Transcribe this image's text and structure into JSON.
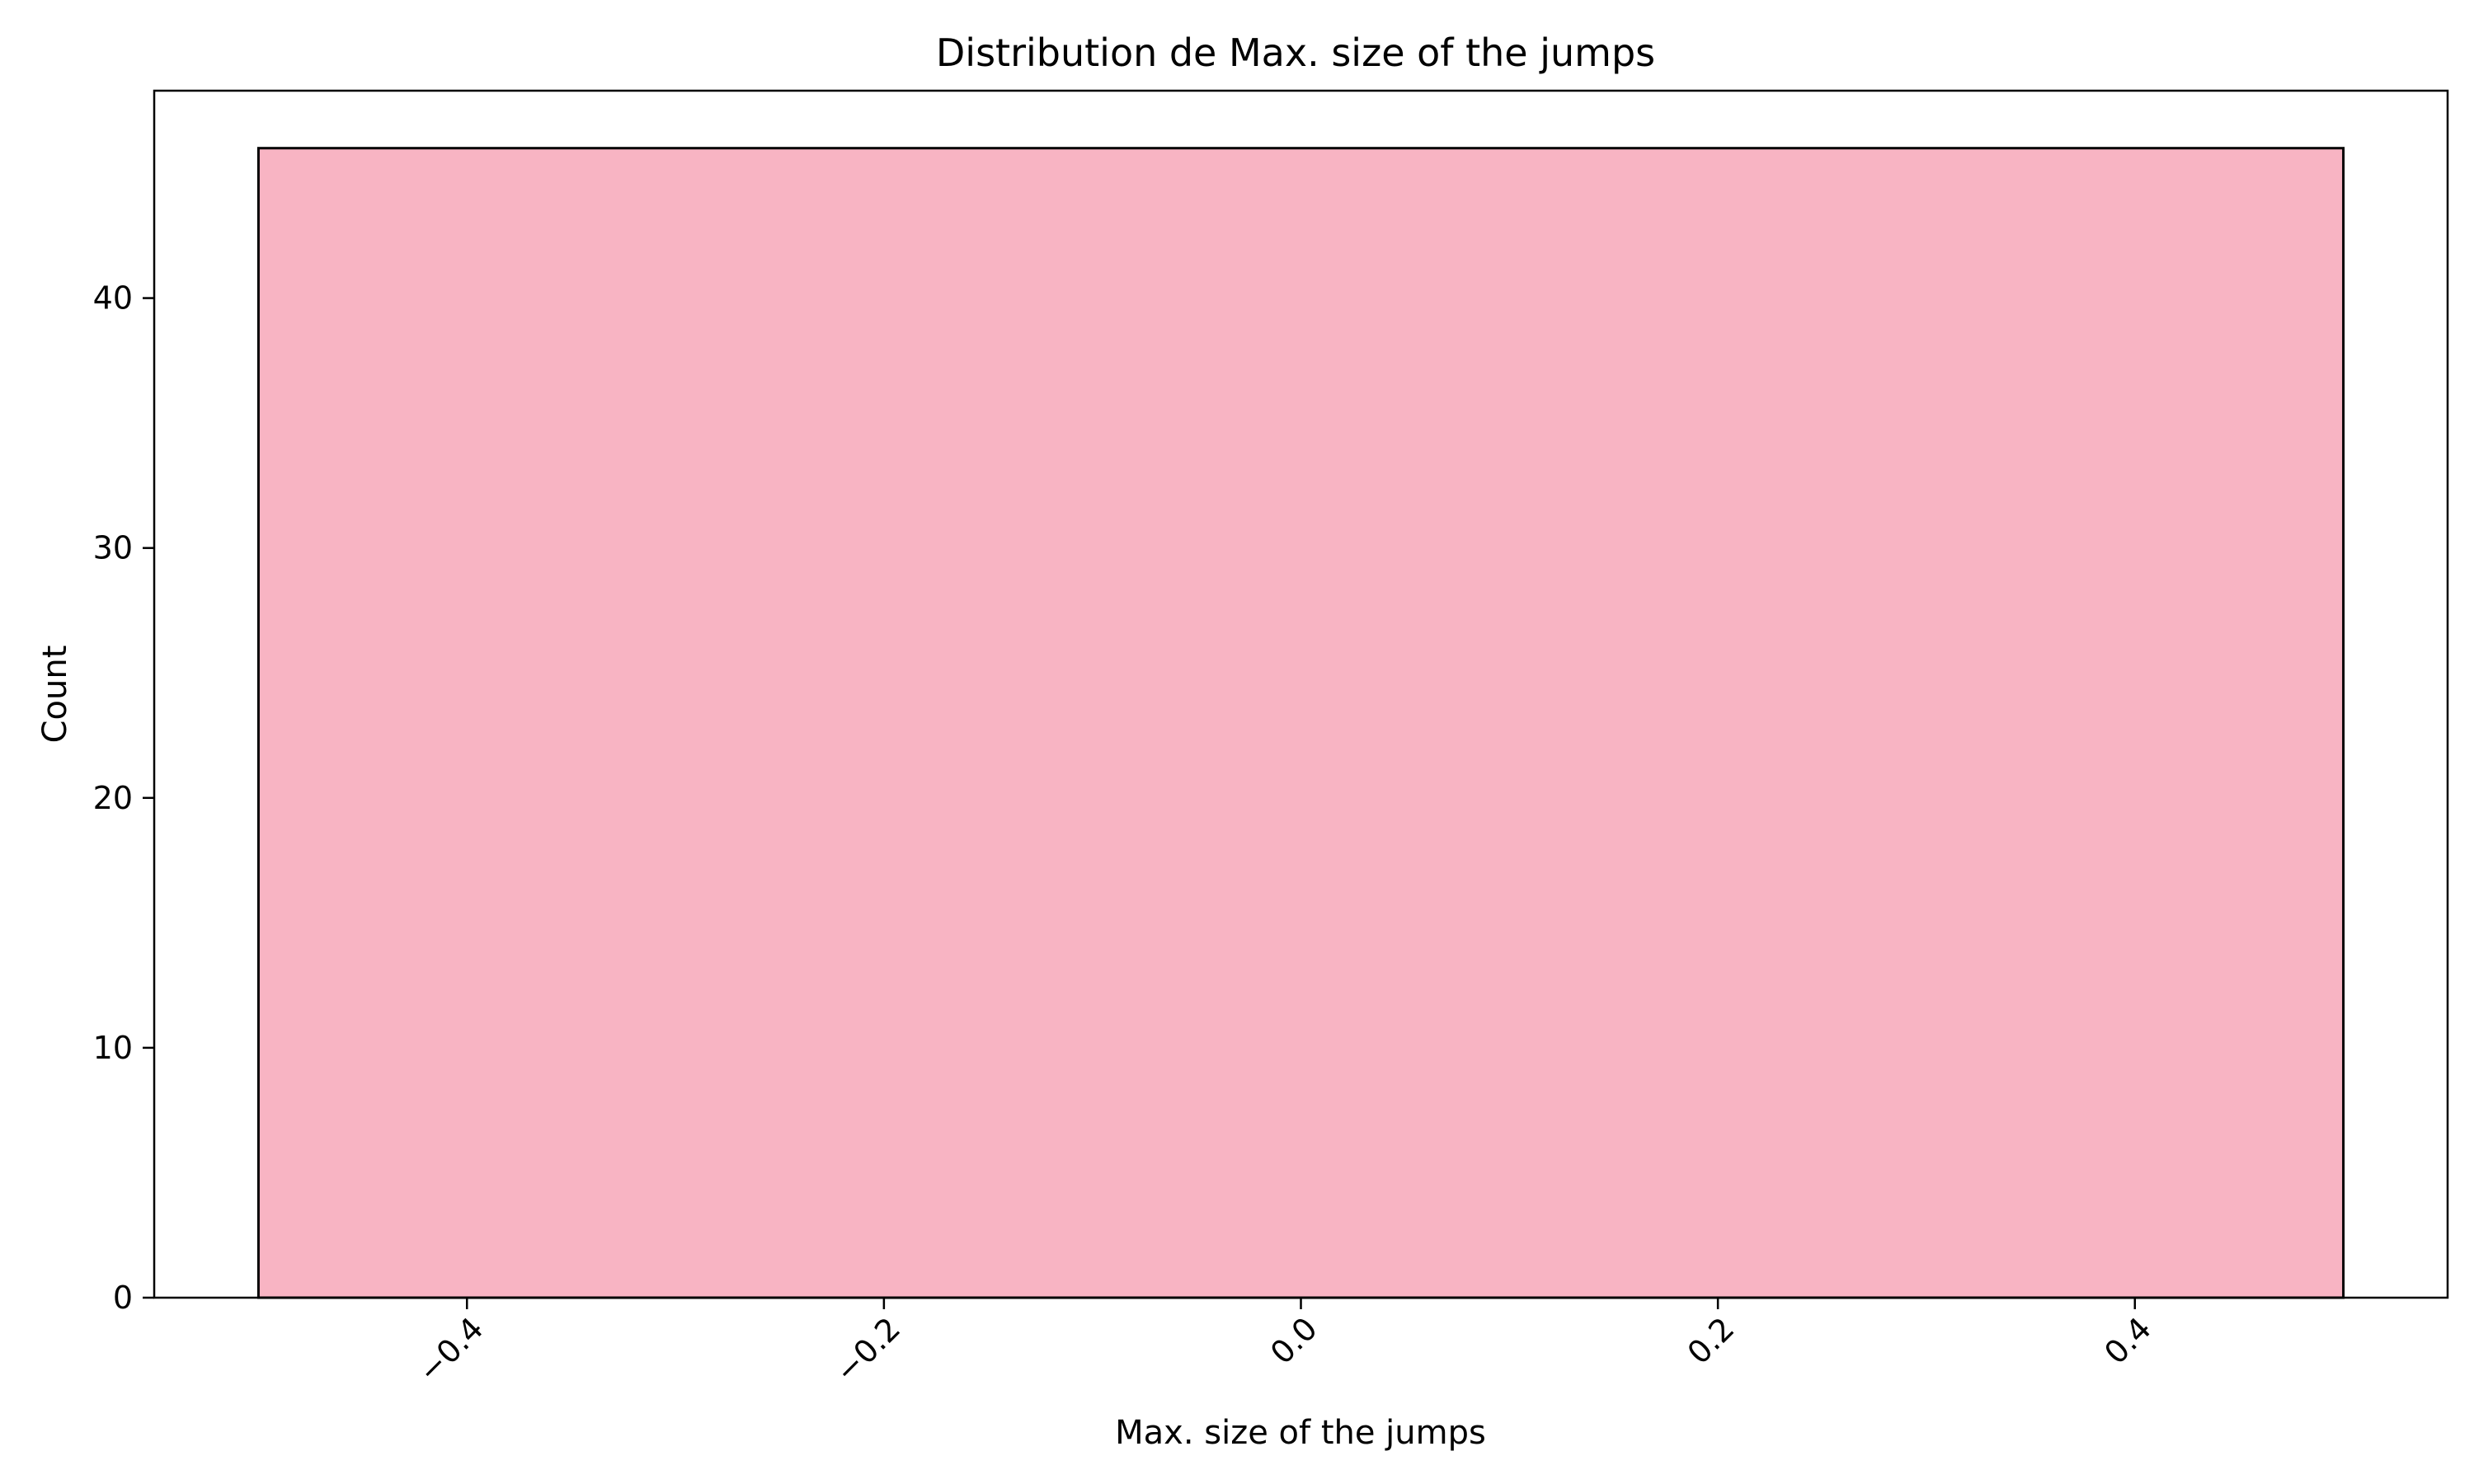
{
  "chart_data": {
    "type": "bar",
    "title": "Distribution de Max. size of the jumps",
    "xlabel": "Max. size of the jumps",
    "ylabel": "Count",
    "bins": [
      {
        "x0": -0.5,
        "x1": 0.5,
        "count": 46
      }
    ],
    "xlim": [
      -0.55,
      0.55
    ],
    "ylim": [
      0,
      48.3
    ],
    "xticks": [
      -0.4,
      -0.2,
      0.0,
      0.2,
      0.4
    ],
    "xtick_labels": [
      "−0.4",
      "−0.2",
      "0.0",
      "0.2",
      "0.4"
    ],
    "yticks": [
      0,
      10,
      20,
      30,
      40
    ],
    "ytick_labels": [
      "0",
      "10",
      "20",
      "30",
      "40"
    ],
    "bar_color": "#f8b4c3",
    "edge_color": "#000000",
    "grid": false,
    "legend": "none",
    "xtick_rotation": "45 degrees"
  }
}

· · · ·

Leave out the pictures and give the listing above again exactly.

## FULL RESPONSE:
Transcribe this image's text and structure into JSON.
{
  "chart_data": {
    "type": "bar",
    "title": "Distribution de Max. size of the jumps",
    "xlabel": "Max. size of the jumps",
    "ylabel": "Count",
    "bins": [
      {
        "x0": -0.5,
        "x1": 0.5,
        "count": 46
      }
    ],
    "xlim": [
      -0.55,
      0.55
    ],
    "ylim": [
      0,
      48.3
    ],
    "xticks": [
      -0.4,
      -0.2,
      0.0,
      0.2,
      0.4
    ],
    "xtick_labels": [
      "−0.4",
      "−0.2",
      "0.0",
      "0.2",
      "0.4"
    ],
    "yticks": [
      0,
      10,
      20,
      30,
      40
    ],
    "ytick_labels": [
      "0",
      "10",
      "20",
      "30",
      "40"
    ],
    "bar_color": "#f8b4c3",
    "edge_color": "#000000",
    "grid": false,
    "legend": "none",
    "xtick_rotation": "45 degrees"
  }
}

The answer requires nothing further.